(Records from a data collection)
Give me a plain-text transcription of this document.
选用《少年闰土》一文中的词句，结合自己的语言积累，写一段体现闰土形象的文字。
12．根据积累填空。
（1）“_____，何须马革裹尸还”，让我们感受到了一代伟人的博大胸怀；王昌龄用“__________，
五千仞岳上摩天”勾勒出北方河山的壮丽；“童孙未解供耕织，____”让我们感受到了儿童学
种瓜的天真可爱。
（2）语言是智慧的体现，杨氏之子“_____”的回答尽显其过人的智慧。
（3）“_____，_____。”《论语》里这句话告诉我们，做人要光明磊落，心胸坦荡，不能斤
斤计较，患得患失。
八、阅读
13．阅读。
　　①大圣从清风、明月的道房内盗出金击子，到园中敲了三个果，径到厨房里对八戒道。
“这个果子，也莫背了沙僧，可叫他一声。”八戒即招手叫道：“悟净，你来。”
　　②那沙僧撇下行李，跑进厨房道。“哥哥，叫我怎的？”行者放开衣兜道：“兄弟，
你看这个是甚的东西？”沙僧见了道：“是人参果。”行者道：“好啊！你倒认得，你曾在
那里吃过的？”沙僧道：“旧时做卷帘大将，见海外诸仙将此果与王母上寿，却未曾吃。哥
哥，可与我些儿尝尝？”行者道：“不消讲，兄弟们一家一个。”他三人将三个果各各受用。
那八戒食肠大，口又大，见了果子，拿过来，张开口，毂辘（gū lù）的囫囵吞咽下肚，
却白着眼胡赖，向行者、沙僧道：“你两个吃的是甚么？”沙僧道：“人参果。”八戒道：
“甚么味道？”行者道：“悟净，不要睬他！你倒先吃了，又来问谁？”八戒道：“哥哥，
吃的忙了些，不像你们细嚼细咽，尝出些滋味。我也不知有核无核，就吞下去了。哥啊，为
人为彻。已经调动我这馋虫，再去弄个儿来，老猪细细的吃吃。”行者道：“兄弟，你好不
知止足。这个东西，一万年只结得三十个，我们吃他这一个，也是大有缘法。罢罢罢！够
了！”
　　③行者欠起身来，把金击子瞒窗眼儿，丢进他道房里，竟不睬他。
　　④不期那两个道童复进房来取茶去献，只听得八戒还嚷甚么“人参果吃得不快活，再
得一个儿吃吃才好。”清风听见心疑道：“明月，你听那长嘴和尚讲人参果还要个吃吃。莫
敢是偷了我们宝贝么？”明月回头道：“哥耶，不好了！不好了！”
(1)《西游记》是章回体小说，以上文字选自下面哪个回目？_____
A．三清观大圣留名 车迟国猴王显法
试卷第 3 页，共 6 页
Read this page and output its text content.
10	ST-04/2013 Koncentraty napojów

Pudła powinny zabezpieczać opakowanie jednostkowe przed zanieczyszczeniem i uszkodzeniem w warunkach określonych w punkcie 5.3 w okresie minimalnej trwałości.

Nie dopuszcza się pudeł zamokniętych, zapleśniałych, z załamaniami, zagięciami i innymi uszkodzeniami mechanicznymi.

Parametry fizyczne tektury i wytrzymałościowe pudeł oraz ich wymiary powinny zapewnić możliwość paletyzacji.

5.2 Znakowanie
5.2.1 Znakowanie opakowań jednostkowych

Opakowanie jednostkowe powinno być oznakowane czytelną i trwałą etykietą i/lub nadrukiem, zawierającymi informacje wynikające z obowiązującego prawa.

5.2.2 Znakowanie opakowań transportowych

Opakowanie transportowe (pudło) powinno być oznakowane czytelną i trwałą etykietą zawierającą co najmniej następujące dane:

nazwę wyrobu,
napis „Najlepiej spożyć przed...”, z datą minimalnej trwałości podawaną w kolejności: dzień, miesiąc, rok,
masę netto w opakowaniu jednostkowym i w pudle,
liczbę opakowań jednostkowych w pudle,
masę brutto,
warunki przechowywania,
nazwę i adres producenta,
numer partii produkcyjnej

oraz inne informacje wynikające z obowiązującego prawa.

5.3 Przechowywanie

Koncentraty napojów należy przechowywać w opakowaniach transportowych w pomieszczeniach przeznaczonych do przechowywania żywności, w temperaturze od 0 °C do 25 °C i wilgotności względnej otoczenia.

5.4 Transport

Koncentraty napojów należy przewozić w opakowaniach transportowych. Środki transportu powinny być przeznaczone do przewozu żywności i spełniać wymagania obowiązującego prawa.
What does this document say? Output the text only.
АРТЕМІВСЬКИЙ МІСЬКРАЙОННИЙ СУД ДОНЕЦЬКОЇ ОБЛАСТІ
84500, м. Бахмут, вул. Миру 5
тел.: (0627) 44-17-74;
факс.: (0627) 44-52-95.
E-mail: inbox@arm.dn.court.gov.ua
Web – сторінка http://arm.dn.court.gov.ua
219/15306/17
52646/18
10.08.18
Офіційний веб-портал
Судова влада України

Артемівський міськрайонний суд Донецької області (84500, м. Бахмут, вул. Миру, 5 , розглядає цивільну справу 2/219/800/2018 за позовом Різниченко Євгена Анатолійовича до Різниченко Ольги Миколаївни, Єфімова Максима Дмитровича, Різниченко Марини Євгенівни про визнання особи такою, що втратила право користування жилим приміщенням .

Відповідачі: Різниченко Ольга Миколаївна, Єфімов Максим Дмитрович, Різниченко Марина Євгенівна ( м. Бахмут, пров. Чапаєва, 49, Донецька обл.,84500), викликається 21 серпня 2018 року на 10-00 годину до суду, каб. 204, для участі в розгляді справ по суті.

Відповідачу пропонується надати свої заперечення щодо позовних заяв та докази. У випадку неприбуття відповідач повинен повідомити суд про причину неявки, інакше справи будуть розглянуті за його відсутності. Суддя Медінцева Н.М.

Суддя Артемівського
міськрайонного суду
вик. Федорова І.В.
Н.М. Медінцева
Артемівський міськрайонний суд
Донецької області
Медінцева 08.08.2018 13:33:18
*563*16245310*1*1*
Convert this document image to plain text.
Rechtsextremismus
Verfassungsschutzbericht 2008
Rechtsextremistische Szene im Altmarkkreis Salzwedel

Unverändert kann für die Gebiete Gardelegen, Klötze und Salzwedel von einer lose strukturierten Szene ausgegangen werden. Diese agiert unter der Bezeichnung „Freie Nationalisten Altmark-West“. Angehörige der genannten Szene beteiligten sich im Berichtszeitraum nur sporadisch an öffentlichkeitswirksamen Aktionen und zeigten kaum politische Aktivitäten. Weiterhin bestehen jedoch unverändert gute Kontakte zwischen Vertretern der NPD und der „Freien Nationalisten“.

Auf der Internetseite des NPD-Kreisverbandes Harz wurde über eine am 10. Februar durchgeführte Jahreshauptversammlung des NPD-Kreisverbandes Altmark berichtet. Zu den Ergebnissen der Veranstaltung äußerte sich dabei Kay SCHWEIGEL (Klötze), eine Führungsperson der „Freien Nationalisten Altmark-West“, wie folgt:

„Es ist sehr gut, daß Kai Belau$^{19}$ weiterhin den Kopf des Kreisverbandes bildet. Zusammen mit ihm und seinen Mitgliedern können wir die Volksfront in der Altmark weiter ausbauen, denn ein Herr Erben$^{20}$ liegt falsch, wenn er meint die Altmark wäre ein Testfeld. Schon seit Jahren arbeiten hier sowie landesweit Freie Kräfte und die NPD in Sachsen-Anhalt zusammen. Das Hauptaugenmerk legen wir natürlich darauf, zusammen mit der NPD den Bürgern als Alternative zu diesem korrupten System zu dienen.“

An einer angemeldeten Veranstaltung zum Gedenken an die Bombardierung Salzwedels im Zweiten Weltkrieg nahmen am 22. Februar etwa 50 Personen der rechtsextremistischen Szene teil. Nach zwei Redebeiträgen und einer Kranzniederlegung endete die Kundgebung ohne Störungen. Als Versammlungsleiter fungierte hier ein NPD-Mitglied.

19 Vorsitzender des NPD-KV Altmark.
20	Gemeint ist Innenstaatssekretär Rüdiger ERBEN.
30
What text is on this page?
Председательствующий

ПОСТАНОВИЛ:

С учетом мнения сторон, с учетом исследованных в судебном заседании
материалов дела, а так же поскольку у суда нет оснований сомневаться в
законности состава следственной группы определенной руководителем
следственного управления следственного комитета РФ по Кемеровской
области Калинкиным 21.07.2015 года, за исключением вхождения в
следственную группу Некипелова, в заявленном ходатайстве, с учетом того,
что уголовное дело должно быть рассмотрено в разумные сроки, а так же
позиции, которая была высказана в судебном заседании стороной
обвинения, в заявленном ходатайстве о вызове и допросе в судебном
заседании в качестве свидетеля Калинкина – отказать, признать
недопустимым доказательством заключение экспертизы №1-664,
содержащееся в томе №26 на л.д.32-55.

**OBJECTIVE:** Repeat precisely the lines of the data starting at the one containing "What text is on this page?", last line included.

**ANSWER TO THE PROBLEM:**
What text is on this page?
Председательствующий

ПОСТАНОВИЛ:

С учетом мнения сторон, с учетом исследованных в судебном заседании
материалов дела, а так же поскольку у суда нет оснований сомневаться в
законности состава следственной группы определенной руководителем
следственного управления следственного комитета РФ по Кемеровской
области Калинкиным 21.07.2015 года, за исключением вхождения в
следственную группу Некипелова, в заявленном ходатайстве, с учетом того,
что уголовное дело должно быть рассмотрено в разумные сроки, а так же
позиции, которая была высказана в судебном заседании стороной
обвинения, в заявленном ходатайстве о вызове и допросе в судебном
заседании в качестве свидетеля Калинкина – отказать, признать
недопустимым доказательством заключение экспертизы №1-664,
содержащееся в томе №26 на л.д.32-55.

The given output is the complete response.